##### DATA TO PROCESS #####

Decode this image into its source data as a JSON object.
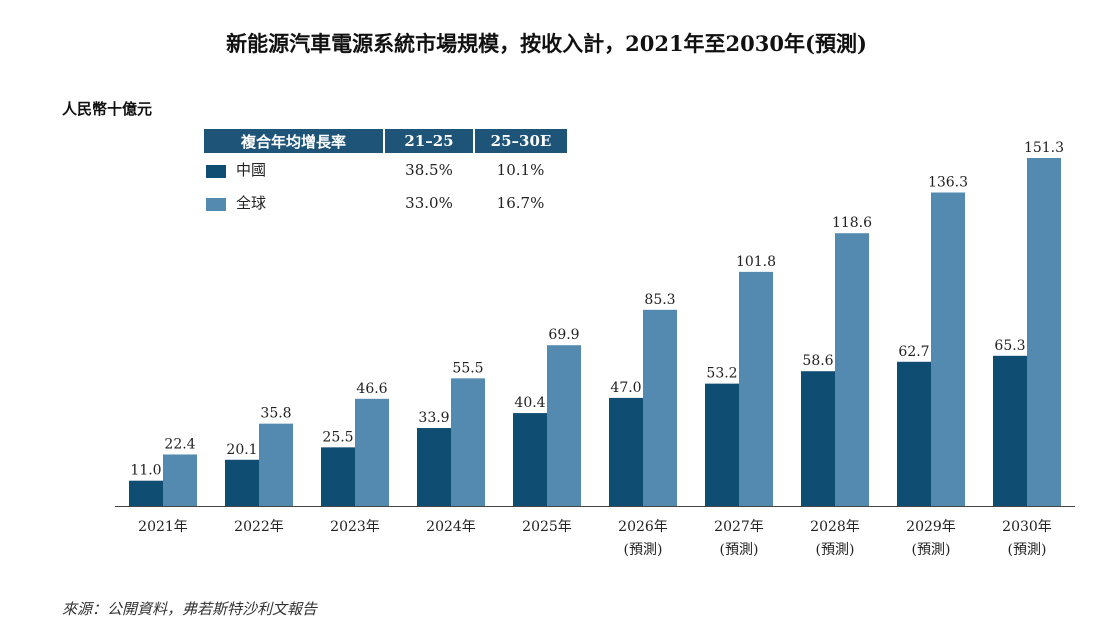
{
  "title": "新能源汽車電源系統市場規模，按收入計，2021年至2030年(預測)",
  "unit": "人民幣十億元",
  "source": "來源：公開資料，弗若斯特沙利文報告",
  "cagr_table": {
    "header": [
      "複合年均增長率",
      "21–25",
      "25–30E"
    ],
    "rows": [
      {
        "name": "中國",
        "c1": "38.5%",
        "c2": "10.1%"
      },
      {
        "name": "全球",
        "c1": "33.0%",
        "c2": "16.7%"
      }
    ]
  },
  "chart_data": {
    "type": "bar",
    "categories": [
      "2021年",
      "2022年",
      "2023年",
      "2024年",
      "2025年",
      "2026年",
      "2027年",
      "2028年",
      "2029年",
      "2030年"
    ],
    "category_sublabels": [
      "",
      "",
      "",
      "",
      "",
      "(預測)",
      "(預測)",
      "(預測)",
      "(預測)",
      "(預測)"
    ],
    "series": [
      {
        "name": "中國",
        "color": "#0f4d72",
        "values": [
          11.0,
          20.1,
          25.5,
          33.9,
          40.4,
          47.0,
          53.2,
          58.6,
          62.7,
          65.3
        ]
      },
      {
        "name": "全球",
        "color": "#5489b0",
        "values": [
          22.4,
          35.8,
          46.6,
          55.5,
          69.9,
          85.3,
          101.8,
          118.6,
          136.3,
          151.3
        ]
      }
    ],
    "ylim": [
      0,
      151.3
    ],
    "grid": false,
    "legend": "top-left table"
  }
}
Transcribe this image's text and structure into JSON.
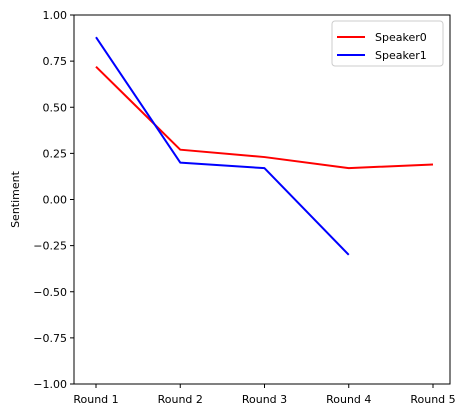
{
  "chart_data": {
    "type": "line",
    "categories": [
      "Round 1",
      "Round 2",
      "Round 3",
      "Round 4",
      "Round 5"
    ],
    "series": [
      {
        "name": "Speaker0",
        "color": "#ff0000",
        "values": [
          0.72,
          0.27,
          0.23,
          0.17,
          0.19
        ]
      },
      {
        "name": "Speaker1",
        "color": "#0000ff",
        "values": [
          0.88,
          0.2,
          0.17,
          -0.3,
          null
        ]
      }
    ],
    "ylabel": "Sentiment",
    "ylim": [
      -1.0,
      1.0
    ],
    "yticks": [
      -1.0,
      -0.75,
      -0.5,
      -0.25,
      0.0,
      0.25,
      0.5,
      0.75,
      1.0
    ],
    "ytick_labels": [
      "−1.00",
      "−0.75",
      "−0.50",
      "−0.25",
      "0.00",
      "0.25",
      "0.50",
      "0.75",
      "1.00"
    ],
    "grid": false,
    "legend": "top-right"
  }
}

#####
##### DATA TO PROCESS #####

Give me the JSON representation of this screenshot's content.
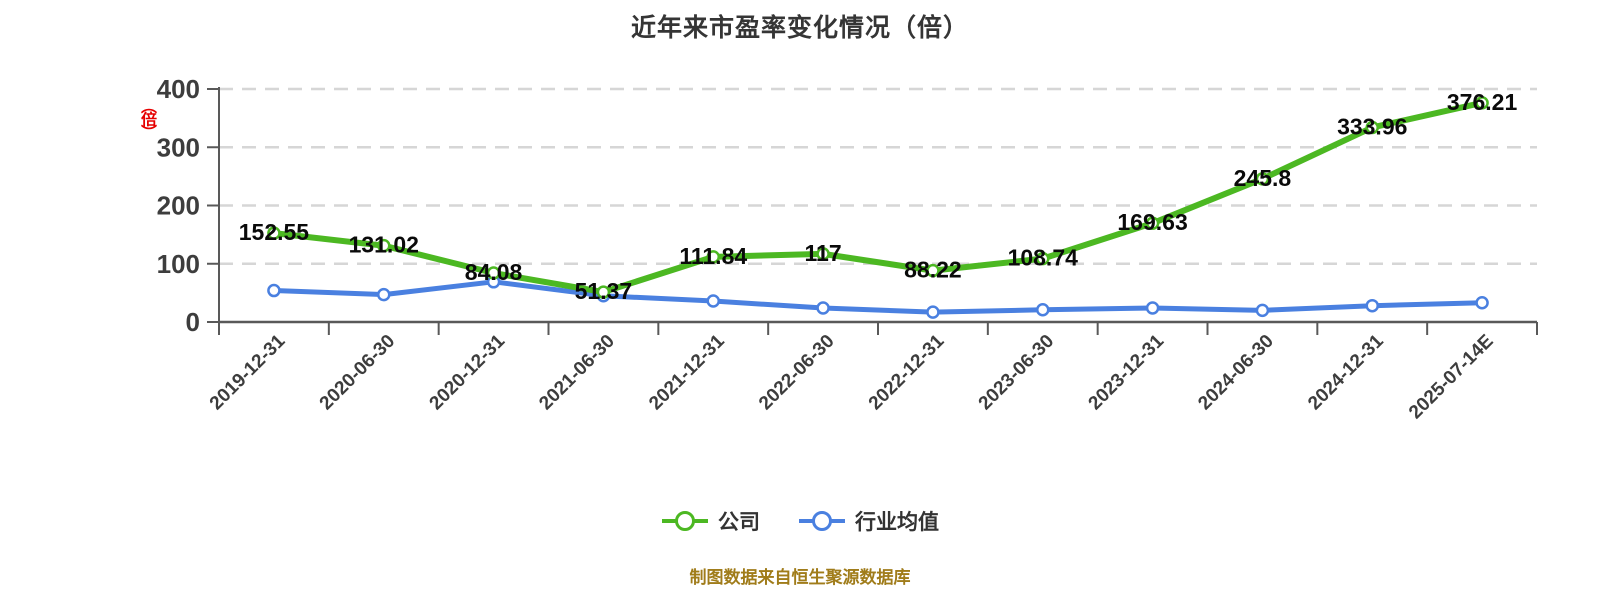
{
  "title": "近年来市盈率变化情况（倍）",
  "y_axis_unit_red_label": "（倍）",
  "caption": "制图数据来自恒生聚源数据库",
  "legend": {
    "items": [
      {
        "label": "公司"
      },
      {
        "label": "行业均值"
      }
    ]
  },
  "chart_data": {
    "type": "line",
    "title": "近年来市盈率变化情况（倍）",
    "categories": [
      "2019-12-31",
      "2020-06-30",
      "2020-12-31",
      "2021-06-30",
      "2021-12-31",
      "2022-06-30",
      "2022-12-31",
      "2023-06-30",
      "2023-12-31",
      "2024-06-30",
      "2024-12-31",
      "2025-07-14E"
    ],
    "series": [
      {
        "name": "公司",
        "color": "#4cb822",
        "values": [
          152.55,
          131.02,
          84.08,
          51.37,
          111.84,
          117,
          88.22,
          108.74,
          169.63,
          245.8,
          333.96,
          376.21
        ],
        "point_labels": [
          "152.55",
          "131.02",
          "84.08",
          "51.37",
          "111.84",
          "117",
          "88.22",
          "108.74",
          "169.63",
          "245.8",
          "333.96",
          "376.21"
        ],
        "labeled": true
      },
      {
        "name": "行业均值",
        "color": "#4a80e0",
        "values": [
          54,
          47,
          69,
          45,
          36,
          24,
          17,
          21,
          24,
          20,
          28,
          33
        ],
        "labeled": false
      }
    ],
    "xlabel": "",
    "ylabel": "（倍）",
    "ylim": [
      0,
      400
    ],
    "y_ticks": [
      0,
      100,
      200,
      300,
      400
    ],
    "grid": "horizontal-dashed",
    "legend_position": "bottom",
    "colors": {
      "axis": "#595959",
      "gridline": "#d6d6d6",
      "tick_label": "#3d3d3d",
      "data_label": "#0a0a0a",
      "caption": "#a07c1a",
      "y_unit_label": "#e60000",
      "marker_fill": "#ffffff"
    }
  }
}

#####

THE PROBLEM |
Copy each line of the data above that holds "into".

RESPONSE TO THIS TASK |
Decode this image into its source data as a JSON object.
Transcribe this image's text and structure into JSON.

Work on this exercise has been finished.